## WRITTEN REQUEST
Copy out every line of the records below without changing anything, but leave out the pictures.

Layout annotation records
##########
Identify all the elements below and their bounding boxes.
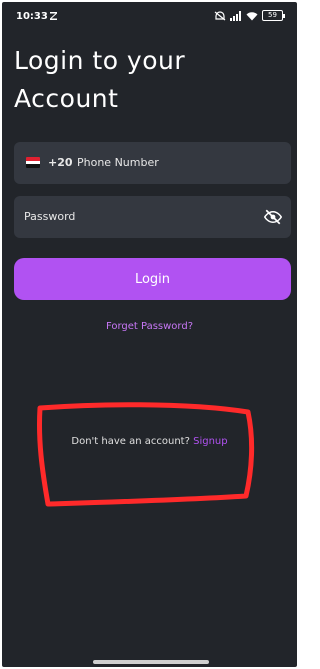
- muted-icon: [214, 10, 226, 20]
- signup-prompt-text: Don't have an account?: [71, 436, 190, 447]
- country-dial-code[interactable]: +20: [48, 156, 73, 169]
- password-field[interactable]: Password: [14, 196, 291, 238]
- forgot-password-link[interactable]: Forget Password?: [2, 321, 297, 332]
- wifi-icon: [246, 11, 258, 20]
- status-icons: 59: [214, 10, 285, 21]
- signup-prompt: Don't have an account? Signup: [2, 436, 297, 447]
- signup-link[interactable]: Signup: [193, 436, 228, 447]
- app-screen: 10:33 59 Login to your Account +20 Phone…: [2, 2, 297, 667]
- battery-icon: 59: [262, 10, 285, 21]
- home-indicator[interactable]: [93, 660, 209, 664]
- password-placeholder[interactable]: Password: [24, 210, 75, 223]
- status-bar: 10:33 59: [2, 2, 297, 30]
- egypt-flag-icon[interactable]: [26, 157, 40, 168]
- signal-icon: [230, 10, 241, 21]
- phone-number-placeholder[interactable]: Phone Number: [77, 156, 159, 169]
- red-annotation-circle: [36, 402, 255, 507]
- status-time: 10:33: [16, 11, 48, 22]
- login-button[interactable]: Login: [14, 258, 291, 300]
- eye-off-icon[interactable]: [263, 208, 283, 226]
- phone-number-field[interactable]: +20 Phone Number: [14, 142, 291, 184]
- page-title: Login to your Account: [14, 46, 186, 113]
- message-icon: [49, 11, 58, 23]
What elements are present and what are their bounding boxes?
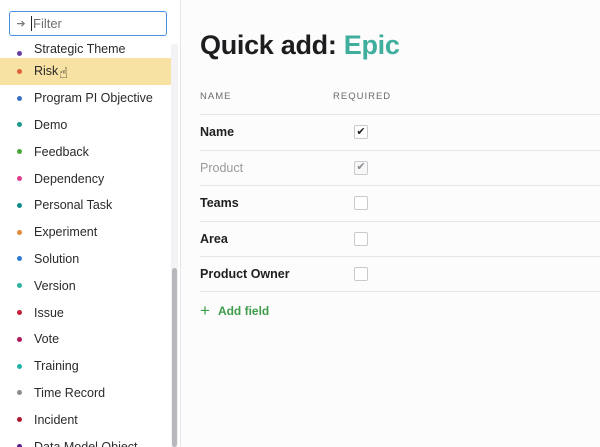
- field-row: Teams: [200, 185, 600, 221]
- type-label: Issue: [34, 305, 64, 320]
- type-label: Experiment: [34, 225, 98, 240]
- type-color-dot: [17, 256, 22, 262]
- filter-box[interactable]: ➔: [9, 11, 167, 36]
- type-label: Personal Task: [34, 198, 113, 213]
- type-item[interactable]: Dependency: [0, 165, 171, 192]
- type-label: Time Record: [34, 385, 106, 400]
- type-color-dot: [17, 122, 22, 128]
- type-item[interactable]: Strategic Theme: [0, 34, 171, 58]
- title-entity: Epic: [343, 30, 400, 60]
- type-color-dot: [17, 176, 22, 182]
- field-table: Name ✔ Product ✔ Teams Area Product Owner: [200, 114, 600, 292]
- column-header-name: NAME: [200, 91, 232, 102]
- type-label: Data Model Object: [34, 439, 138, 447]
- hand-cursor-icon: ☝: [59, 65, 69, 82]
- type-color-dot: [17, 68, 22, 74]
- type-item[interactable]: Incident: [0, 406, 171, 433]
- type-label: Incident: [34, 412, 78, 427]
- scrollbar-thumb[interactable]: [172, 268, 177, 447]
- page-title: Quick add: Epic: [200, 30, 400, 61]
- type-item[interactable]: Demo: [0, 112, 171, 139]
- field-name: Product: [200, 160, 244, 175]
- arrow-right-icon: ➔: [16, 18, 26, 30]
- type-label: Program PI Objective: [34, 91, 153, 106]
- field-row: Name ✔: [200, 114, 600, 150]
- type-item[interactable]: Personal Task: [0, 192, 171, 219]
- type-label: Vote: [34, 332, 60, 347]
- type-color-dot: [17, 149, 22, 155]
- filter-input[interactable]: [32, 16, 152, 31]
- type-item[interactable]: Vote: [0, 326, 171, 353]
- column-header-required: REQUIRED: [333, 91, 392, 102]
- type-color-dot: [17, 390, 22, 396]
- required-checkbox[interactable]: [354, 267, 368, 282]
- type-label: Dependency: [34, 171, 105, 186]
- quick-add-panel: Quick add: Epic NAME REQUIRED Name ✔ Produ…: [181, 0, 600, 447]
- type-label: Risk: [34, 64, 59, 79]
- required-checkbox[interactable]: ✔: [354, 125, 368, 139]
- check-icon: ✔: [356, 125, 366, 138]
- type-item[interactable]: Solution: [0, 246, 171, 273]
- field-row: Product ✔: [200, 149, 600, 186]
- type-color-dot: [17, 363, 22, 369]
- field-name: Area: [200, 232, 228, 247]
- type-color-dot: [17, 51, 22, 56]
- type-color-dot: [17, 283, 22, 289]
- type-label: Training: [34, 359, 79, 374]
- type-item[interactable]: Program PI Objective: [0, 85, 171, 112]
- required-checkbox[interactable]: [354, 196, 368, 211]
- field-row: Area: [200, 220, 600, 257]
- type-item[interactable]: Risk ☝: [0, 58, 171, 85]
- check-icon: ✔: [356, 161, 366, 174]
- type-label: Feedback: [34, 144, 89, 159]
- type-list: Strategic Theme Risk ☝ Program PI Objective…: [0, 34, 171, 447]
- plus-icon: +: [200, 301, 210, 320]
- field-name: Name: [200, 125, 235, 140]
- required-checkbox: ✔: [354, 160, 368, 175]
- work-item-type-panel: ➔ Strategic Theme Risk☝ Program PI Objecti…: [0, 0, 180, 447]
- type-item[interactable]: Experiment: [0, 219, 171, 246]
- add-field-button[interactable]: + Add field: [200, 302, 269, 319]
- type-label: Version: [34, 278, 76, 293]
- required-checkbox[interactable]: [354, 231, 368, 246]
- type-color-dot: [17, 310, 22, 316]
- type-item[interactable]: Issue: [0, 299, 171, 326]
- title-prefix: Quick add:: [200, 30, 344, 60]
- type-color-dot: [17, 202, 22, 208]
- type-color-dot: [17, 229, 22, 235]
- type-label: Strategic Theme: [34, 42, 126, 56]
- type-color-dot: [17, 336, 22, 342]
- type-item[interactable]: Training: [0, 353, 171, 380]
- type-item[interactable]: Time Record: [0, 380, 171, 407]
- field-row: Product Owner: [200, 256, 600, 292]
- type-item[interactable]: Feedback: [0, 138, 171, 165]
- type-label: Solution: [34, 251, 80, 266]
- field-name: Teams: [200, 196, 239, 211]
- field-name: Product Owner: [200, 267, 290, 282]
- type-color-dot: [17, 417, 22, 423]
- type-item[interactable]: Data Model Object: [0, 433, 171, 447]
- type-color-dot: [17, 95, 22, 101]
- type-item[interactable]: Version: [0, 272, 171, 299]
- add-field-label: Add field: [217, 303, 270, 318]
- type-label: Demo: [34, 117, 68, 132]
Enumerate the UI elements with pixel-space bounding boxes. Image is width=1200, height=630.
##########
## ANSWER TO THE PROBLEM
Identify all the elements below and their bounding boxes.
- muted-icon: [214, 10, 226, 20]
- signup-prompt-text: Don't have an account?: [71, 436, 190, 447]
- country-dial-code[interactable]: +20: [48, 156, 73, 169]
- password-field[interactable]: Password: [14, 196, 291, 238]
- forgot-password-link[interactable]: Forget Password?: [2, 321, 297, 332]
- wifi-icon: [246, 11, 258, 20]
- status-icons: 59: [214, 10, 285, 21]
- signup-prompt: Don't have an account? Signup: [2, 436, 297, 447]
- signup-link[interactable]: Signup: [193, 436, 228, 447]
- app-screen: 10:33 59 Login to your Account +20 Phone…: [2, 2, 297, 667]
- battery-icon: 59: [262, 10, 285, 21]
- home-indicator[interactable]: [93, 660, 209, 664]
- password-placeholder[interactable]: Password: [24, 210, 75, 223]
- status-bar: 10:33 59: [2, 2, 297, 30]
- egypt-flag-icon[interactable]: [26, 157, 40, 168]
- signal-icon: [230, 10, 241, 21]
- phone-number-placeholder[interactable]: Phone Number: [77, 156, 159, 169]
- red-annotation-circle: [36, 402, 255, 507]
- status-time: 10:33: [16, 11, 48, 22]
- login-button[interactable]: Login: [14, 258, 291, 300]
- eye-off-icon[interactable]: [263, 208, 283, 226]
- phone-number-field[interactable]: +20 Phone Number: [14, 142, 291, 184]
- page-title: Login to your Account: [14, 46, 186, 113]
- message-icon: [49, 11, 58, 23]
What elements are present and what are their bounding boxes?
- field-row: Teams: [200, 185, 600, 221]
- type-label: Issue: [34, 305, 64, 320]
- type-label: Experiment: [34, 225, 98, 240]
- type-color-dot: [17, 256, 22, 262]
- filter-box[interactable]: ➔: [9, 11, 167, 36]
- type-label: Personal Task: [34, 198, 113, 213]
- type-item[interactable]: Dependency: [0, 165, 171, 192]
- type-label: Time Record: [34, 385, 106, 400]
- type-color-dot: [17, 122, 22, 128]
- type-item[interactable]: Strategic Theme: [0, 34, 171, 58]
- title-entity: Epic: [343, 30, 400, 60]
- type-color-dot: [17, 176, 22, 182]
- field-table: Name ✔ Product ✔ Teams Area Product Owner: [200, 114, 600, 292]
- column-header-name: NAME: [200, 91, 232, 102]
- type-label: Data Model Object: [34, 439, 138, 447]
- hand-cursor-icon: ☝: [59, 65, 69, 82]
- type-color-dot: [17, 68, 22, 74]
- type-item[interactable]: Incident: [0, 406, 171, 433]
- type-label: Incident: [34, 412, 78, 427]
- scrollbar-thumb[interactable]: [172, 268, 177, 447]
- page-title: Quick add: Epic: [200, 30, 400, 61]
- type-item[interactable]: Demo: [0, 112, 171, 139]
- field-name: Product: [200, 160, 244, 175]
- arrow-right-icon: ➔: [16, 18, 26, 30]
- type-label: Program PI Objective: [34, 91, 153, 106]
- field-row: Name ✔: [200, 114, 600, 150]
- type-item[interactable]: Personal Task: [0, 192, 171, 219]
- type-label: Vote: [34, 332, 60, 347]
- type-color-dot: [17, 149, 22, 155]
- filter-input[interactable]: [32, 16, 152, 31]
- type-item[interactable]: Vote: [0, 326, 171, 353]
- column-header-required: REQUIRED: [333, 91, 392, 102]
- type-color-dot: [17, 390, 22, 396]
- required-checkbox[interactable]: [354, 267, 368, 282]
- type-label: Dependency: [34, 171, 105, 186]
- quick-add-panel: Quick add: Epic NAME REQUIRED Name ✔ Produ…: [181, 0, 600, 447]
- type-label: Risk: [34, 64, 59, 79]
- required-checkbox[interactable]: ✔: [354, 125, 368, 139]
- check-icon: ✔: [356, 125, 366, 138]
- type-item[interactable]: Solution: [0, 246, 171, 273]
- field-row: Product ✔: [200, 149, 600, 186]
- type-color-dot: [17, 363, 22, 369]
- field-name: Area: [200, 232, 228, 247]
- type-color-dot: [17, 51, 22, 56]
- type-color-dot: [17, 283, 22, 289]
- type-label: Training: [34, 359, 79, 374]
- type-item[interactable]: Program PI Objective: [0, 85, 171, 112]
- required-checkbox[interactable]: [354, 196, 368, 211]
- field-row: Area: [200, 220, 600, 257]
- type-item[interactable]: Risk ☝: [0, 58, 171, 85]
- check-icon: ✔: [356, 161, 366, 174]
- type-label: Feedback: [34, 144, 89, 159]
- type-list: Strategic Theme Risk ☝ Program PI Objective…: [0, 34, 171, 447]
- plus-icon: +: [200, 301, 210, 320]
- field-name: Name: [200, 125, 235, 140]
- required-checkbox: ✔: [354, 160, 368, 175]
- work-item-type-panel: ➔ Strategic Theme Risk☝ Program PI Objecti…: [0, 0, 180, 447]
- type-item[interactable]: Experiment: [0, 219, 171, 246]
- add-field-button[interactable]: + Add field: [200, 302, 269, 319]
- type-label: Version: [34, 278, 76, 293]
- required-checkbox[interactable]: [354, 231, 368, 246]
- type-color-dot: [17, 310, 22, 316]
- type-item[interactable]: Issue: [0, 299, 171, 326]
- title-prefix: Quick add:: [200, 30, 344, 60]
- type-color-dot: [17, 202, 22, 208]
- type-color-dot: [17, 229, 22, 235]
- type-label: Strategic Theme: [34, 42, 126, 56]
- type-color-dot: [17, 336, 22, 342]
- type-item[interactable]: Training: [0, 353, 171, 380]
- type-item[interactable]: Time Record: [0, 380, 171, 407]
- field-row: Product Owner: [200, 256, 600, 292]
- type-item[interactable]: Feedback: [0, 138, 171, 165]
- type-label: Solution: [34, 251, 80, 266]
- field-name: Teams: [200, 196, 239, 211]
- field-name: Product Owner: [200, 267, 290, 282]
- type-color-dot: [17, 417, 22, 423]
- type-item[interactable]: Data Model Object: [0, 433, 171, 447]
- type-color-dot: [17, 95, 22, 101]
- type-item[interactable]: Version: [0, 272, 171, 299]
- add-field-label: Add field: [217, 303, 270, 318]
- type-label: Demo: [34, 117, 68, 132]
Enumerate the UI elements with pixel-space bounding boxes. Image is width=1200, height=630.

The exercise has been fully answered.